_TEXT PROVIDED_
────────────────────

The CQC has quoted lack of capacity to meet patient demand among the reasons for placing a group of GP practices in special measures.
The regulator rated Modality Mid Sussex – which runs Crawley Down Health Centre, Judges Close Surgery, Park View Health Partnership and Ship Street Surgery – inadequate and placed it in special measures following an inspection in May and June.
Lack of access was not the only point on which the practice failed to meet CQC expectations however it was stated as a contributing factor.
The CQC inspection was carried out because this was a newly registered service following the merger of four established practices, but also in response to ‘concerns reported to CQC, including people’s access to the service’.
The inspection report said: ‘We rated the practice as inadequate for providing responsive services because… patients were unable to access services in a timely way.’
Neil Cox, the CQC’s deputy director of operations in the South, said that when the regulator inspected Modality Mid Sussex inspectors ‘were disappointed to find that the practice didn’t have enough capacity to meet people’s demand for appointments’.
Following the inspection, the practice was rated inadequate overall; and inadequate at being safe, responsive, and well-led.

────────────────────

[Document structure recognition data]
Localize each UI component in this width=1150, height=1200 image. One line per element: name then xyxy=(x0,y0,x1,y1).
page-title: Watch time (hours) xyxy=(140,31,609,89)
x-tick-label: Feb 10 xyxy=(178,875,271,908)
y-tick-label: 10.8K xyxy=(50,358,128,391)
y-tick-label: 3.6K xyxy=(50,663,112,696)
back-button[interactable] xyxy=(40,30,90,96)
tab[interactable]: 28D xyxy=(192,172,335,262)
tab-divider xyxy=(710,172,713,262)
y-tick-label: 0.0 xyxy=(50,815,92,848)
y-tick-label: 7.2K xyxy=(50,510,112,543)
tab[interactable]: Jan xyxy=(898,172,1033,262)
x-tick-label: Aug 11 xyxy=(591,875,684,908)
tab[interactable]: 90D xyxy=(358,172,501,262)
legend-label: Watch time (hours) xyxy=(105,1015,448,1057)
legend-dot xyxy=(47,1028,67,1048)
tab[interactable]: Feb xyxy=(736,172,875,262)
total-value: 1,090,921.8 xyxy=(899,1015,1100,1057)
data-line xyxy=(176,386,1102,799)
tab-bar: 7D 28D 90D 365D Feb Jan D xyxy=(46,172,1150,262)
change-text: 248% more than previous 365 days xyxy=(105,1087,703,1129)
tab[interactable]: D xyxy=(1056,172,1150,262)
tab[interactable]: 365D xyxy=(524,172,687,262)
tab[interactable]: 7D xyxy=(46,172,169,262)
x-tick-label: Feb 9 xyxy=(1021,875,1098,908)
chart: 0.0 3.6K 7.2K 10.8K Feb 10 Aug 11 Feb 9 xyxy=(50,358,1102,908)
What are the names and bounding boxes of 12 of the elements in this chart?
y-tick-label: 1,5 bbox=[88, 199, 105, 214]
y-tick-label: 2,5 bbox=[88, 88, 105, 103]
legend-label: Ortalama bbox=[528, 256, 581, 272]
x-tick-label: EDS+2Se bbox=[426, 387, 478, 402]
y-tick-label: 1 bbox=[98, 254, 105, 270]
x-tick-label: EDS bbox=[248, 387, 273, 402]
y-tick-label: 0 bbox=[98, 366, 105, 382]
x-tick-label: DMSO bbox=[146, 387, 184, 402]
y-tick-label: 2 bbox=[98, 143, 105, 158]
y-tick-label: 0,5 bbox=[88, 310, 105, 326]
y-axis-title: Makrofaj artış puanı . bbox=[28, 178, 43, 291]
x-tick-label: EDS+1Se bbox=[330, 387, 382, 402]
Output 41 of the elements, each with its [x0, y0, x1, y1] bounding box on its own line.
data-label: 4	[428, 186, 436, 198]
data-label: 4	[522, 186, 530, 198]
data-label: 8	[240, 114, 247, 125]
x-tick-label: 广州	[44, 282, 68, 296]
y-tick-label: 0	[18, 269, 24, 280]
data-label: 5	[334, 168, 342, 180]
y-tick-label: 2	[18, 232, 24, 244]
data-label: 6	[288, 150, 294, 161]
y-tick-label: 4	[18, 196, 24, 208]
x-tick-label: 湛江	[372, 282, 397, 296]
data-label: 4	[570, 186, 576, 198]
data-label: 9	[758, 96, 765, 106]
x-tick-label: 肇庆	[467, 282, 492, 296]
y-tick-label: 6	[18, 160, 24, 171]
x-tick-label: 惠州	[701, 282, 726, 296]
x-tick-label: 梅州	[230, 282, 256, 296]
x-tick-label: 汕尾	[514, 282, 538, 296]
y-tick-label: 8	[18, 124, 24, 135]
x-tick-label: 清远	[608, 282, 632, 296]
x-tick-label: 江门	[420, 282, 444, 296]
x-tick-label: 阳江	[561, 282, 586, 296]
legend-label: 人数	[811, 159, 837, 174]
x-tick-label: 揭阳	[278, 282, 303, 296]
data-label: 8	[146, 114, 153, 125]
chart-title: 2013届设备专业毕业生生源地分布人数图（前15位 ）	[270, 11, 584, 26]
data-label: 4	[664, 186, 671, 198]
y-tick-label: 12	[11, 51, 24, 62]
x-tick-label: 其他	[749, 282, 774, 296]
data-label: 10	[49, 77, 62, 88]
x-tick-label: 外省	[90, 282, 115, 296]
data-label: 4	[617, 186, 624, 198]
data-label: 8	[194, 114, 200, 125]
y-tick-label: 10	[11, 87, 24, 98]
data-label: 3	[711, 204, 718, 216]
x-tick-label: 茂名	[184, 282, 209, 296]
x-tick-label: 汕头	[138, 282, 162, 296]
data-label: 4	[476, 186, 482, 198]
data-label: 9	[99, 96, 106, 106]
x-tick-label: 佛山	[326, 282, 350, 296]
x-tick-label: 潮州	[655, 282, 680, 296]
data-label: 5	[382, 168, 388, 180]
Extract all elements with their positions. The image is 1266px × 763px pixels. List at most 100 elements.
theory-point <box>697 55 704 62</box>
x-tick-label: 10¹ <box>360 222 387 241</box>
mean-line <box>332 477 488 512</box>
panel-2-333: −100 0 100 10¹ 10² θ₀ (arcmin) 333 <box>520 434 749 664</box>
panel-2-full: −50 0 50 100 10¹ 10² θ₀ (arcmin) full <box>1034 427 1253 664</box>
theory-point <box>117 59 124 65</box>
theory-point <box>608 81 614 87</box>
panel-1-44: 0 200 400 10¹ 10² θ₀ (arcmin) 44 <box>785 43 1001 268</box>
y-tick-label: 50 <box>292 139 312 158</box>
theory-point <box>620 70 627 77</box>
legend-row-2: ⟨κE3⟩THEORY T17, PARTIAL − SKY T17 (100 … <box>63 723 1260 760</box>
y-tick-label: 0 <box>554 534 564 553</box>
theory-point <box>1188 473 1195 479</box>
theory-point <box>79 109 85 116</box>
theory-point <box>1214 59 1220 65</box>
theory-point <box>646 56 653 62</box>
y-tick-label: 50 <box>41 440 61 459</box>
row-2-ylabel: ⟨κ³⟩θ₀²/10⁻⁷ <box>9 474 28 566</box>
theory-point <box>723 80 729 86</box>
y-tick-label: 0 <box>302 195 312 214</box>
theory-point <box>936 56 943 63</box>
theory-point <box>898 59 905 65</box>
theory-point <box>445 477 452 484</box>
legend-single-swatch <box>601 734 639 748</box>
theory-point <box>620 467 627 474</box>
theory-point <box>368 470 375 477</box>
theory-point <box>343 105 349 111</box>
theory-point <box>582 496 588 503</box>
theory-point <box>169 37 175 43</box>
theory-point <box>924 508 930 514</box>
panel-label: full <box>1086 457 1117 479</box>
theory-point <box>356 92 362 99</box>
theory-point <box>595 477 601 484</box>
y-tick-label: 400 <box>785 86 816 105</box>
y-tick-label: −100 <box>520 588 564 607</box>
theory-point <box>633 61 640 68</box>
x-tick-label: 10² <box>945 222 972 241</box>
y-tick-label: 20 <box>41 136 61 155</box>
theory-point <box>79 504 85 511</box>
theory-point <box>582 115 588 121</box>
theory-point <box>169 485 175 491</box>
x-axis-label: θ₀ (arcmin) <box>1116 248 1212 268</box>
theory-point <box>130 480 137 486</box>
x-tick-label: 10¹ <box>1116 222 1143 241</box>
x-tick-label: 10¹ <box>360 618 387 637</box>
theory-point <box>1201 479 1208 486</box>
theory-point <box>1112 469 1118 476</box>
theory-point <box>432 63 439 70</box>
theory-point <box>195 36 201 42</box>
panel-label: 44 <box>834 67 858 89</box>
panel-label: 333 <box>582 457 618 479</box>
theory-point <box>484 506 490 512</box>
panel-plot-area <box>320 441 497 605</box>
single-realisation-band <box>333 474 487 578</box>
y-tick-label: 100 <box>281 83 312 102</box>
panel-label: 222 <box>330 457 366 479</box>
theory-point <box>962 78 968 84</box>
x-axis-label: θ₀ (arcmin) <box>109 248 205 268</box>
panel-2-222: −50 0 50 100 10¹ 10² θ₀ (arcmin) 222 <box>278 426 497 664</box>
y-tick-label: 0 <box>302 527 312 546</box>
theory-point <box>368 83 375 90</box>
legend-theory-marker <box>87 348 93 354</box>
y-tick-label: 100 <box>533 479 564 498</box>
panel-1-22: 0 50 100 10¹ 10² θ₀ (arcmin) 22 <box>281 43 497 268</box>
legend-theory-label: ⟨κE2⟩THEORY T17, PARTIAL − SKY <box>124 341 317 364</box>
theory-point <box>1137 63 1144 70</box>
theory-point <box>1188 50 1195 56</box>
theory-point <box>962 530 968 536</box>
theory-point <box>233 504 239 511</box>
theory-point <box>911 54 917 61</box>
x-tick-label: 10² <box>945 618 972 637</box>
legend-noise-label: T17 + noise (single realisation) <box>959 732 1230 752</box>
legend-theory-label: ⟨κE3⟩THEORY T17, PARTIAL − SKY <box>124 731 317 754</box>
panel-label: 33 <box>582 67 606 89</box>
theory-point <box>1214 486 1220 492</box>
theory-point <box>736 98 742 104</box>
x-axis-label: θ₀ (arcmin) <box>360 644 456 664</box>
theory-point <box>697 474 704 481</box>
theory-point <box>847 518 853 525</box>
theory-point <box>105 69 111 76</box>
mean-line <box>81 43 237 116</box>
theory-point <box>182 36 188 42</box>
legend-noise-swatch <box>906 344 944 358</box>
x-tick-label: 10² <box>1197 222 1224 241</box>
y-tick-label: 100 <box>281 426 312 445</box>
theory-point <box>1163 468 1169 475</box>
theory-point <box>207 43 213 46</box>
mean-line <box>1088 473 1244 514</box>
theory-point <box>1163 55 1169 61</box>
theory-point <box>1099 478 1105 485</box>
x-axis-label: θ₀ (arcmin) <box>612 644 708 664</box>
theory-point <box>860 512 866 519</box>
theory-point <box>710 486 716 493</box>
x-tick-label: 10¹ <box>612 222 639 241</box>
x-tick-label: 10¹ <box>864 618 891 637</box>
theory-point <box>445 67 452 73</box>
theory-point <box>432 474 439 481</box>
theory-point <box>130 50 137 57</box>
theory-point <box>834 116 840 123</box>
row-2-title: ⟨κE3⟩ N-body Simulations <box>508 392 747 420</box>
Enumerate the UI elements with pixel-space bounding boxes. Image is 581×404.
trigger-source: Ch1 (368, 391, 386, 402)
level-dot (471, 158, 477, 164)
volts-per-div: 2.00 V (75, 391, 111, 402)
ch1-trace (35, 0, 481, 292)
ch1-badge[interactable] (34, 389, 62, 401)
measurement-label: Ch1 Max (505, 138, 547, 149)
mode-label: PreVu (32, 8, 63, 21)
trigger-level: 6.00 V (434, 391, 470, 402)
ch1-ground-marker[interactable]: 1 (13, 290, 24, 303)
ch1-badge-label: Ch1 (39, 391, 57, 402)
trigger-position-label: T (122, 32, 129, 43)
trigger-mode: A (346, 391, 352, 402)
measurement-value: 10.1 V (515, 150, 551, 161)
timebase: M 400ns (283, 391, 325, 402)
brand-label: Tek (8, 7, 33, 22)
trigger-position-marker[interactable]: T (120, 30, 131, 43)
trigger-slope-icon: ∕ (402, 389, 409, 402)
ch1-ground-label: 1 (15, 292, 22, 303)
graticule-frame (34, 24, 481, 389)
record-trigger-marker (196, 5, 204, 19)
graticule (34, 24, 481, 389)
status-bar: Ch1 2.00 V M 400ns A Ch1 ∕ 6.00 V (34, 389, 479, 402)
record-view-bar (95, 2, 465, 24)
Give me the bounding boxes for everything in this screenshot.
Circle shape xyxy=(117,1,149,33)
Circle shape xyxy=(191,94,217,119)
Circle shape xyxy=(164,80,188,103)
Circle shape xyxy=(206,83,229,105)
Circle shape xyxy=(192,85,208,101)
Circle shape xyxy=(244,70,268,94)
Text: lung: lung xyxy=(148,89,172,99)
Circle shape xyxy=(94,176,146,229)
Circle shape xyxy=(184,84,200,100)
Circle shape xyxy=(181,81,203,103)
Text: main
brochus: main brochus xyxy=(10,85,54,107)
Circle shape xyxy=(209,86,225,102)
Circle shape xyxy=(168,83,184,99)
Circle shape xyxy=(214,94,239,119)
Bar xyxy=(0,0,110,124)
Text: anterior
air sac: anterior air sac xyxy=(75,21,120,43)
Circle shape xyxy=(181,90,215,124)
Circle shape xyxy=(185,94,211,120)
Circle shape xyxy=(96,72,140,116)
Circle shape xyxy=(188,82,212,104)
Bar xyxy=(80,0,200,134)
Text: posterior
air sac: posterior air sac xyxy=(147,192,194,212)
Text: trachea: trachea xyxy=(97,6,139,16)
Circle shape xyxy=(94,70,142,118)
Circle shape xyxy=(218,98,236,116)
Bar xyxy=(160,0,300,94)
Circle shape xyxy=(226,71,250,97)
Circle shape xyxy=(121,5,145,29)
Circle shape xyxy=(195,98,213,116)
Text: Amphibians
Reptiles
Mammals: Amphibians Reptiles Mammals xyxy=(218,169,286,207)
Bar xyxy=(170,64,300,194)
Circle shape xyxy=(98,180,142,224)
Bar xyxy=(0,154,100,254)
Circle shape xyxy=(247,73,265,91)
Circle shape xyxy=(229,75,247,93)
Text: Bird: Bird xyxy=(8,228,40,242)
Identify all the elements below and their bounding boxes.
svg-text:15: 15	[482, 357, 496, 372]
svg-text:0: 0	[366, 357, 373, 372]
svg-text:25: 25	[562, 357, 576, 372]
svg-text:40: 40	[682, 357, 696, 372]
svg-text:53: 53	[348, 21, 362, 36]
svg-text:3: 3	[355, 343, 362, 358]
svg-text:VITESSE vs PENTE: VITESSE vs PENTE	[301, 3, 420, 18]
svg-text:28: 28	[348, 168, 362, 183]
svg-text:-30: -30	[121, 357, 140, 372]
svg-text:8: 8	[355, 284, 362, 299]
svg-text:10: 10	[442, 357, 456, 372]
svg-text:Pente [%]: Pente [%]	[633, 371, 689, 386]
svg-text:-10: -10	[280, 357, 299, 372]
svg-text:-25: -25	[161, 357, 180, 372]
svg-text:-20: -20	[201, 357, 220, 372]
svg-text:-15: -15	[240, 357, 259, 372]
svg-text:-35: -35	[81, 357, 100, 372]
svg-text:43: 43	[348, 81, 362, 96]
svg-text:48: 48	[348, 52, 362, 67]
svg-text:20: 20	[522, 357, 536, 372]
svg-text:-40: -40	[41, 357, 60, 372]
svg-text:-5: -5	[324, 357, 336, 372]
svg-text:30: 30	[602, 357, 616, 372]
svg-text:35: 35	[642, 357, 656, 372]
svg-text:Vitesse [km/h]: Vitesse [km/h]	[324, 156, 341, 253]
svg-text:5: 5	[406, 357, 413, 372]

────────────────────

_BRIEF A_
Transcribe the part of the article on Modality Mid Sussex that opens with the words "The inspection report" and closes with "demand for appointments’.".
_BRIEF B_
Sum up the article on Modality Mid Sussex in two sentences.

_TASK OUTPUT A_
The inspection report said: ‘We rated the practice as inadequate for providing responsive services because… patients were unable to access services in a timely way.’
Neil Cox, the CQC’s deputy director of operations in the South, said that when the regulator inspected Modality Mid Sussex inspectors ‘were disappointed to find that the practice didn’t have enough capacity to meet people’s demand for appointments’.

_TASK OUTPUT B_
The CQC rated Modality Mid Sussex, a newly registered service formed by merging four GP practices, inadequate and placed it in special measures after an inspection in May and June, carried out partly in response to concerns about access. Among its reasons, the regulator cited the practice's lack of capacity to meet patient demand for appointments, and it also rated the practice inadequate at being safe, responsive and well-led.